Figure content listings
-----

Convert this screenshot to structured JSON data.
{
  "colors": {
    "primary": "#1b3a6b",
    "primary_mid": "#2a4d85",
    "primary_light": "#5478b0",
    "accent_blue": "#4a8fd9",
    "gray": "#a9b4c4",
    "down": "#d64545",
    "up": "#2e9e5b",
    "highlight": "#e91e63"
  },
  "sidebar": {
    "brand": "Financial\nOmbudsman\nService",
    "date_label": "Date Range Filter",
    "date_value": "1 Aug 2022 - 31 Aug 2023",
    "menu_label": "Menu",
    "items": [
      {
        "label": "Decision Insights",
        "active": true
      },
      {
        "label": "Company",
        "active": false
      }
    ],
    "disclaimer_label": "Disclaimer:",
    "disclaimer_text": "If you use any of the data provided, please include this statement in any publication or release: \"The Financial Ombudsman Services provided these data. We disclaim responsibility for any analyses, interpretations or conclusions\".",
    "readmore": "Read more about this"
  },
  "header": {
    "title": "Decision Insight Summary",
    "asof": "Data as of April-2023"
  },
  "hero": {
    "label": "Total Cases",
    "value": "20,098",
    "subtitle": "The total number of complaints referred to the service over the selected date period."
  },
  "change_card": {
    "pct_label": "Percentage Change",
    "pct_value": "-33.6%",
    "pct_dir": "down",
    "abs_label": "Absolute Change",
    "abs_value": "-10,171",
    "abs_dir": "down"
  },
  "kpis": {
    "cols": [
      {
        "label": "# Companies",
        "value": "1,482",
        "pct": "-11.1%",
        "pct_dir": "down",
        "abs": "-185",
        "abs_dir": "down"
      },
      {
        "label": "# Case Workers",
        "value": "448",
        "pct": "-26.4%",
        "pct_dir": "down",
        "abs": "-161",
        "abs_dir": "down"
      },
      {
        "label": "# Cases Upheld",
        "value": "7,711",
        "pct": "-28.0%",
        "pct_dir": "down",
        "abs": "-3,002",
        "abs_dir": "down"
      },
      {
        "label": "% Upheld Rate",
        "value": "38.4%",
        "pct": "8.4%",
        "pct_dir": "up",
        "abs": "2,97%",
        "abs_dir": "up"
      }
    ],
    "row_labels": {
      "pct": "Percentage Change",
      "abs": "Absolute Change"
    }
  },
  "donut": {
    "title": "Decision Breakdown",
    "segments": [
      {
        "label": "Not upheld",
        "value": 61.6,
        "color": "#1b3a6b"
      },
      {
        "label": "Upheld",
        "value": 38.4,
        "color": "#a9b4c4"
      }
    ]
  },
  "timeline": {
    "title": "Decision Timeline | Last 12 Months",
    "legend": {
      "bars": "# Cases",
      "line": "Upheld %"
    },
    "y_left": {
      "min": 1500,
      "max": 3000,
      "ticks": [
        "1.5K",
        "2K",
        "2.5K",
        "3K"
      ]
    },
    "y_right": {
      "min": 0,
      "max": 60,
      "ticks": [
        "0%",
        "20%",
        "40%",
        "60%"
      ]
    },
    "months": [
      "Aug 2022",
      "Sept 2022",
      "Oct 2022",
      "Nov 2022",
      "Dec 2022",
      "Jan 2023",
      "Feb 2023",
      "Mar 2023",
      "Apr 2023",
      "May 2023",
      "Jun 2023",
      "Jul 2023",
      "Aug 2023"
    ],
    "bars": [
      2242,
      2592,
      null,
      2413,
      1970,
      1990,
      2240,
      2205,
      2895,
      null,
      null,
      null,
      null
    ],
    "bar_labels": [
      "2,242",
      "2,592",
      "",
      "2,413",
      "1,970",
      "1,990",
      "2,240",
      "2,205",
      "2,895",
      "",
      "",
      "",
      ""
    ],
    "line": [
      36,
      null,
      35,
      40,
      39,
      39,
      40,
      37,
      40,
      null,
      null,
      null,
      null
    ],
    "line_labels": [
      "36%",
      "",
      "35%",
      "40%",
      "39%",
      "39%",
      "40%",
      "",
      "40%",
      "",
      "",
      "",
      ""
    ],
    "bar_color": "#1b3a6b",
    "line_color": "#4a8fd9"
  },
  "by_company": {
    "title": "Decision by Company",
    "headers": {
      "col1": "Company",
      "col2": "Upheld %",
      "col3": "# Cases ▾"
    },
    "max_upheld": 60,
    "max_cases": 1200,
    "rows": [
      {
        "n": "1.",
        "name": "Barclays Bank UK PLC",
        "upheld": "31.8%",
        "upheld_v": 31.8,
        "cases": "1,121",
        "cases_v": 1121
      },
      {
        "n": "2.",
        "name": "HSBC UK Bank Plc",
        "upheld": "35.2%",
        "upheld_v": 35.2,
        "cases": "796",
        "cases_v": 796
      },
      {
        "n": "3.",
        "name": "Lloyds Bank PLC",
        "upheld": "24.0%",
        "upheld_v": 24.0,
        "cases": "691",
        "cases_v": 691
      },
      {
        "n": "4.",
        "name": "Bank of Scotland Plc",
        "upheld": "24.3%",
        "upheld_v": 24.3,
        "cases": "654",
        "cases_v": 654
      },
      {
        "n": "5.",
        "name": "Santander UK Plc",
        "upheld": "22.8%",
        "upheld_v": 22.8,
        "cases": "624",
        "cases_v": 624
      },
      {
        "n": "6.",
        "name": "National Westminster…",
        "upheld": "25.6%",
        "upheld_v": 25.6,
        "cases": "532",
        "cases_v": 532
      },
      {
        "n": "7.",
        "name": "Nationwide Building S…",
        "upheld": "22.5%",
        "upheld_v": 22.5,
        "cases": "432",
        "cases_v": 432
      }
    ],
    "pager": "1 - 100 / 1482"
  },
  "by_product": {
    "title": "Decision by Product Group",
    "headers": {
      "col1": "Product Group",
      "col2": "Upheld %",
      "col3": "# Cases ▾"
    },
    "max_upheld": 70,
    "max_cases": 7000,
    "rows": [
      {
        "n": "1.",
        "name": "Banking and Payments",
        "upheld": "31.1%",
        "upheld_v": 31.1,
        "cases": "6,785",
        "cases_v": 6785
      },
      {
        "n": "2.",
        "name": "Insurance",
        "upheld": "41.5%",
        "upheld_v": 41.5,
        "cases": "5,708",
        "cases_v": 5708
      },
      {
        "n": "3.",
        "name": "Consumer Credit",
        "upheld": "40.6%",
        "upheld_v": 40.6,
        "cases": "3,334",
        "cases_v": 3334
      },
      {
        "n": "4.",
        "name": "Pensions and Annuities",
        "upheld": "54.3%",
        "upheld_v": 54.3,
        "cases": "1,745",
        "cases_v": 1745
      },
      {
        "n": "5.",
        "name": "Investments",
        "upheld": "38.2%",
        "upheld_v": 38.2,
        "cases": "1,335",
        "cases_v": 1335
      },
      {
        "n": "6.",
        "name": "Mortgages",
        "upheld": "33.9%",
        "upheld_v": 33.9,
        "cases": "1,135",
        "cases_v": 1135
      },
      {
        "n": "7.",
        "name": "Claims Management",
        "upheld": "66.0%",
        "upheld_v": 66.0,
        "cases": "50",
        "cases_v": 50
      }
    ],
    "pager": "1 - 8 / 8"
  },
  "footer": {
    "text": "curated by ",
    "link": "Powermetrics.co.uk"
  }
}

-----

- **TASK INSTRUCTIONS**
Which lines contain the word "Group"? Copy each of them.

- **ANSWER BELOW**
    "title": "Decision by Product Group",
      "col1": "Product Group",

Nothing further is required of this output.